- **Material for this task**:
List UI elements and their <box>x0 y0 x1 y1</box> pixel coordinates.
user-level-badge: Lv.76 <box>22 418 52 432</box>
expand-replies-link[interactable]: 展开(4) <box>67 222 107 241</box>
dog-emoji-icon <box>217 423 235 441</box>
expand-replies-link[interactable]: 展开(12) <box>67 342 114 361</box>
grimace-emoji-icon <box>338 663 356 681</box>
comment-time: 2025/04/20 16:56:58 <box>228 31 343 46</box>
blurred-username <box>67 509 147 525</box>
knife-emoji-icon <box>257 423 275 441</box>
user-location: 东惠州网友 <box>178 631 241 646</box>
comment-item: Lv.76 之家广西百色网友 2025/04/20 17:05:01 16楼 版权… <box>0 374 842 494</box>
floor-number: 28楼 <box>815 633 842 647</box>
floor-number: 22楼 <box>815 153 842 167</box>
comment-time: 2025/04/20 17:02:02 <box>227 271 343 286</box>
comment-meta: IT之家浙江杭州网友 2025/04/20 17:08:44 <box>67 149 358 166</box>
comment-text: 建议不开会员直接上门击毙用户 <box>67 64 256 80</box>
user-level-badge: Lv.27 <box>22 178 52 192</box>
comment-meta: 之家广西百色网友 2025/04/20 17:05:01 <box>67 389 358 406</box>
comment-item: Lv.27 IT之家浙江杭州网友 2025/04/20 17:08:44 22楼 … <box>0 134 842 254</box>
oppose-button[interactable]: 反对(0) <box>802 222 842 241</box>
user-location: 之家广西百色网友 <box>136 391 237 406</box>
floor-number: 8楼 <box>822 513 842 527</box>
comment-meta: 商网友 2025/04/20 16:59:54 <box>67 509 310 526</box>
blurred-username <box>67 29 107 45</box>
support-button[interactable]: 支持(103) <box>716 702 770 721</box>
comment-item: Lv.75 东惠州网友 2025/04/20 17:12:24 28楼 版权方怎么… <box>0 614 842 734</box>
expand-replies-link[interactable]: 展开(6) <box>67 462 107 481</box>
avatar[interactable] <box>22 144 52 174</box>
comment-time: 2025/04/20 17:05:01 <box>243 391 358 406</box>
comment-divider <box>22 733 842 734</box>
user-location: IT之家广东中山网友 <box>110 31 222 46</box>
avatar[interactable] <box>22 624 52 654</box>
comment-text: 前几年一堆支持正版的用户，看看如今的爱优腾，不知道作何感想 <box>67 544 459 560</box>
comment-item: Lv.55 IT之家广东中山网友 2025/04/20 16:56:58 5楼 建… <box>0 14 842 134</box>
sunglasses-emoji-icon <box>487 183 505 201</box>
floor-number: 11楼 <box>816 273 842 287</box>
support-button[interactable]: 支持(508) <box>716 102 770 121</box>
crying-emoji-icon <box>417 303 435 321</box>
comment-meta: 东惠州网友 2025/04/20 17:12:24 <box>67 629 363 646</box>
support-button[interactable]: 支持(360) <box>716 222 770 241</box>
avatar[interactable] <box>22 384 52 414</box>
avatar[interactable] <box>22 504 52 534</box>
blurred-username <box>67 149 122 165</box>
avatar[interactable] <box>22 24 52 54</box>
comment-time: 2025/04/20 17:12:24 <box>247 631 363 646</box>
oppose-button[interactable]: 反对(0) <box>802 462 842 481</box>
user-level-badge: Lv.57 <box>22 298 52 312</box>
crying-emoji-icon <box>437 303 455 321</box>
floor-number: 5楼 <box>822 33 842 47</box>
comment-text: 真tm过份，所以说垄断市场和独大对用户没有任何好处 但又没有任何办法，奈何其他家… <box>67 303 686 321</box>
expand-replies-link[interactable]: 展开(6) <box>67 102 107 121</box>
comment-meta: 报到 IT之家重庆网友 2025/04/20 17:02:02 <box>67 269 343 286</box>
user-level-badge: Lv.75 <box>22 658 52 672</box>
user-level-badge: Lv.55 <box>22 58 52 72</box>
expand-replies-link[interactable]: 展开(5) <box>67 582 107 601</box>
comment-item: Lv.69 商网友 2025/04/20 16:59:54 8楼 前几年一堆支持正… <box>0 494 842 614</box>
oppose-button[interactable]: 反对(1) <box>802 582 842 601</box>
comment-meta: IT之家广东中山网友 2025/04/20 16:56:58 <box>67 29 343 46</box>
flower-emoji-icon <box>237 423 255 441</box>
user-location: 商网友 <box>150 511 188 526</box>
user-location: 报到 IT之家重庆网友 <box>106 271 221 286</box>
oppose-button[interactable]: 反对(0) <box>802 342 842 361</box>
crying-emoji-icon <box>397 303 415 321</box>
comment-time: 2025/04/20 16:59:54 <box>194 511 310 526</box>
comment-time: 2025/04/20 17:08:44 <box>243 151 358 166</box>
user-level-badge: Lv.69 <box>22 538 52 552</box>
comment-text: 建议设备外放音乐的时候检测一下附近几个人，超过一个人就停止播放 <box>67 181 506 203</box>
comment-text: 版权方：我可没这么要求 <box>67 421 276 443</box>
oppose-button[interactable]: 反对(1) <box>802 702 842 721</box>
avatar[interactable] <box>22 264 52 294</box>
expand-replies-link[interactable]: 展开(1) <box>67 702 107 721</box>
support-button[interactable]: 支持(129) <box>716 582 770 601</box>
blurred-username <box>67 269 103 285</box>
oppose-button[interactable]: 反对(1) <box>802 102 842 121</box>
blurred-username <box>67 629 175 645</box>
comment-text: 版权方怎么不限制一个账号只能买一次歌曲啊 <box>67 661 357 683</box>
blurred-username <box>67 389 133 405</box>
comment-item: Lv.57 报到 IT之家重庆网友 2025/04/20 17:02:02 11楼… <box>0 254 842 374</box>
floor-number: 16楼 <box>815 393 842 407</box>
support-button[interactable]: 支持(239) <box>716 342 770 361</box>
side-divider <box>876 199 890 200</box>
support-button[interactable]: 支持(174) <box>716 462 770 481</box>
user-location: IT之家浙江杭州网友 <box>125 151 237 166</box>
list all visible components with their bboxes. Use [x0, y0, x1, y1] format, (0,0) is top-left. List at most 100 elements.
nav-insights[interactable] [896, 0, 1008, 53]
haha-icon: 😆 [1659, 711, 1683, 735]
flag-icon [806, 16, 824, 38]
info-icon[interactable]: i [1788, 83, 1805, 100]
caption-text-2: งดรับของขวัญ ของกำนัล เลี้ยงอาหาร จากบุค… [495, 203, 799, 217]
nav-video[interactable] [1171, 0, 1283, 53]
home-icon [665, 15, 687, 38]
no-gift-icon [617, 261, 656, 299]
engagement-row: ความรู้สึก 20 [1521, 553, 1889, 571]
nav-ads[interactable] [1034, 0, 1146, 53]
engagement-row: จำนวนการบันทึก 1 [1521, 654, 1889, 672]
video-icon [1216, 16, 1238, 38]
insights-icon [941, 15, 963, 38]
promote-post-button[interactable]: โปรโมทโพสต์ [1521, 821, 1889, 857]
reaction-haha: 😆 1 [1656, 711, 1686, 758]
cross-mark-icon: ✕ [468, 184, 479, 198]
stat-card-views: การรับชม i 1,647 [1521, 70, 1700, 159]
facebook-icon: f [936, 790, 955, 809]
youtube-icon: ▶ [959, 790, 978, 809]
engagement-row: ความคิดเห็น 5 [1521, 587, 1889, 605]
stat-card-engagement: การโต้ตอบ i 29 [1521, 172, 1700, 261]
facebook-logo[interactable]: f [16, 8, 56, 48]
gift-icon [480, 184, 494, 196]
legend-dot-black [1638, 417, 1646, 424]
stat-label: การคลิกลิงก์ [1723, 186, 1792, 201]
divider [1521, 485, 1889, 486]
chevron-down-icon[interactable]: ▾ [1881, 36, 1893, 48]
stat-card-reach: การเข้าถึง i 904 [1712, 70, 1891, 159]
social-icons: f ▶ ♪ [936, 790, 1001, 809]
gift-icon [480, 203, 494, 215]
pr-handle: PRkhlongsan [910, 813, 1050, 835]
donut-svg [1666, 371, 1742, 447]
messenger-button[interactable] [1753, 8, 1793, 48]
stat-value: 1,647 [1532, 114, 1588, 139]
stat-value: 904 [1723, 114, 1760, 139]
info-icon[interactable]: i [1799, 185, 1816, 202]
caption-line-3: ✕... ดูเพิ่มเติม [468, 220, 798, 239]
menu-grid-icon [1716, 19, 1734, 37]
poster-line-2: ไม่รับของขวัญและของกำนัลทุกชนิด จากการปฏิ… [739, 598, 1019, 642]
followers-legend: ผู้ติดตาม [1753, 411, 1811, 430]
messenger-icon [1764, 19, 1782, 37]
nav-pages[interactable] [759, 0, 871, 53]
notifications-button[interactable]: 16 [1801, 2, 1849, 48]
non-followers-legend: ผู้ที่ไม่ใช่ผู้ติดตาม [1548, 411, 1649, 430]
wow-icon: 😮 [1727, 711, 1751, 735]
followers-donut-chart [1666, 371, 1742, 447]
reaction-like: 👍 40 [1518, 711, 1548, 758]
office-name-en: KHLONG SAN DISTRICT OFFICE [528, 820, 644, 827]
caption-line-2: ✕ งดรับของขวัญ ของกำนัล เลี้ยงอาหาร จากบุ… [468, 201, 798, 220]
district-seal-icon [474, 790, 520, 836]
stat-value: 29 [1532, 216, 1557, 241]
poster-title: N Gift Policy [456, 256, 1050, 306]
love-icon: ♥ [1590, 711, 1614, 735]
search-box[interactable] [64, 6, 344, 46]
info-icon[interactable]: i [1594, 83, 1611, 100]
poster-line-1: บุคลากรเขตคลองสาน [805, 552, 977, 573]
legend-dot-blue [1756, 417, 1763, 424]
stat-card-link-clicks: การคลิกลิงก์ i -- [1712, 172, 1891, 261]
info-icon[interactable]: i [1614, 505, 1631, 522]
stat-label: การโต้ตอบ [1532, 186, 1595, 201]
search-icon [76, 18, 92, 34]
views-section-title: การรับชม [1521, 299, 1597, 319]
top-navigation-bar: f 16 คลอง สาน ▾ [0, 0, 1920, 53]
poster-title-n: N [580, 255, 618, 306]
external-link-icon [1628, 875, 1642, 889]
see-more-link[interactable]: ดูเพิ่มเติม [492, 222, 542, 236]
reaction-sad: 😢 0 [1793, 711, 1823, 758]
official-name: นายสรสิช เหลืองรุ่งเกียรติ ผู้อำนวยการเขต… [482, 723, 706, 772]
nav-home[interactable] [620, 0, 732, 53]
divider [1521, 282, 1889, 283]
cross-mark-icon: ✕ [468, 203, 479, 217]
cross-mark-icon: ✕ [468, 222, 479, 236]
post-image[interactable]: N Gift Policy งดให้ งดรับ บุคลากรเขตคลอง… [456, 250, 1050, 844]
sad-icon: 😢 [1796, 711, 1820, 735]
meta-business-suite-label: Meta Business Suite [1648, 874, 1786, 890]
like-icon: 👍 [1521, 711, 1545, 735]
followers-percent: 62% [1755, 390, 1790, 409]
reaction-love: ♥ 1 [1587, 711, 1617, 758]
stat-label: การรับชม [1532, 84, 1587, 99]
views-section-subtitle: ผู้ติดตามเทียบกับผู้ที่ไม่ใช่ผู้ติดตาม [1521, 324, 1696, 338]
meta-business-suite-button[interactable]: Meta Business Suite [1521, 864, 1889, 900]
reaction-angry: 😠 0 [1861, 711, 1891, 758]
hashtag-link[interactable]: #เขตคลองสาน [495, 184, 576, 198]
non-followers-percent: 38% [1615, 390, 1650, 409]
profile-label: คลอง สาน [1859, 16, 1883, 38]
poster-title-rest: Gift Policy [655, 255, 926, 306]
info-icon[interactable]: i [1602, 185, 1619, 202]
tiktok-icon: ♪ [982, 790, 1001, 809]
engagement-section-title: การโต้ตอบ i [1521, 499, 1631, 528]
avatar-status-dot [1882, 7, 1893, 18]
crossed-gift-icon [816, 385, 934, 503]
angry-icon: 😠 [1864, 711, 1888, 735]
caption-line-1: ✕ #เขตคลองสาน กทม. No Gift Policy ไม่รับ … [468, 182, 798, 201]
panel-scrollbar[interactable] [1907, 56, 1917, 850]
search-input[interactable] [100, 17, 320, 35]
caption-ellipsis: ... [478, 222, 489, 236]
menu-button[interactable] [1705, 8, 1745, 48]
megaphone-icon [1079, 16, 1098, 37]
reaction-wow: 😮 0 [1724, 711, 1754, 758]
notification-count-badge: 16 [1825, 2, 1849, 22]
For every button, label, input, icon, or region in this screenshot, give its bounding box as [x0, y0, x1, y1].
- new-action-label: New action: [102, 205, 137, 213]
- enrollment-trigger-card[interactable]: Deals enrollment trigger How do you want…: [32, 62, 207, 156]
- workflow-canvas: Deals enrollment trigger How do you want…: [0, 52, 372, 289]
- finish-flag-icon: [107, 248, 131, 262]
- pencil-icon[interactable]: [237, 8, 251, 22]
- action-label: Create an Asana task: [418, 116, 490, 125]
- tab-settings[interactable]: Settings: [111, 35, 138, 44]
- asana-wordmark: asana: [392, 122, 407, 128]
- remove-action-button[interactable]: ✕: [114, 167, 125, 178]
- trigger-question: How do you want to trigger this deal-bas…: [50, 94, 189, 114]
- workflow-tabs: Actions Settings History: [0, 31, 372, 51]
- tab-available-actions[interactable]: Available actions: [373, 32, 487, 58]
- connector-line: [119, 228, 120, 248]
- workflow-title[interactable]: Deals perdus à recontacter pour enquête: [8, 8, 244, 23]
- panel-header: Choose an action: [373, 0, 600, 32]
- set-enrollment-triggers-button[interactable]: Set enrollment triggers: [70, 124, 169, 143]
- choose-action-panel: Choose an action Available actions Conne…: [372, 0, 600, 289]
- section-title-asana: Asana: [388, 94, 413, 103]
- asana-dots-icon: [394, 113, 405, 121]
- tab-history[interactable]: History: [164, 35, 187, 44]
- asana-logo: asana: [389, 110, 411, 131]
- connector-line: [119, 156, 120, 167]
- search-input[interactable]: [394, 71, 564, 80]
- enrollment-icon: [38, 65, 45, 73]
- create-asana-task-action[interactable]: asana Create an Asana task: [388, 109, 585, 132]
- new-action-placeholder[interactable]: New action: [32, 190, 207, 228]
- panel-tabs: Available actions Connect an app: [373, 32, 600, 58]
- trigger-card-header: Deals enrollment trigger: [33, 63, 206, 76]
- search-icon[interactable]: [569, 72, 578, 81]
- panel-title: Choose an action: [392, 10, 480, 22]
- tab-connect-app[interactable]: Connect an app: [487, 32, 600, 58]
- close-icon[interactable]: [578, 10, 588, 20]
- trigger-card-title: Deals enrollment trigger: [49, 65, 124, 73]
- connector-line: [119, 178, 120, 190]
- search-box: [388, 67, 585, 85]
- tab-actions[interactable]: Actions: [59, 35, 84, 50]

- **Objective**: Lay out the items as a numbered list, from the first line of the items up to and including the line containing "expand-replies-link[interactable]: 展开(12) <box>67", leaving out any blank lines.

- **Complete answer**:
1. List UI elements and their <box>x0 y0 x1 y1</box> pixel coordinates.
2. user-level-badge: Lv.76 <box>22 418 52 432</box>
3. expand-replies-link[interactable]: 展开(4) <box>67 222 107 241</box>
4. dog-emoji-icon <box>217 423 235 441</box>
5. expand-replies-link[interactable]: 展开(12) <box>67 342 114 361</box>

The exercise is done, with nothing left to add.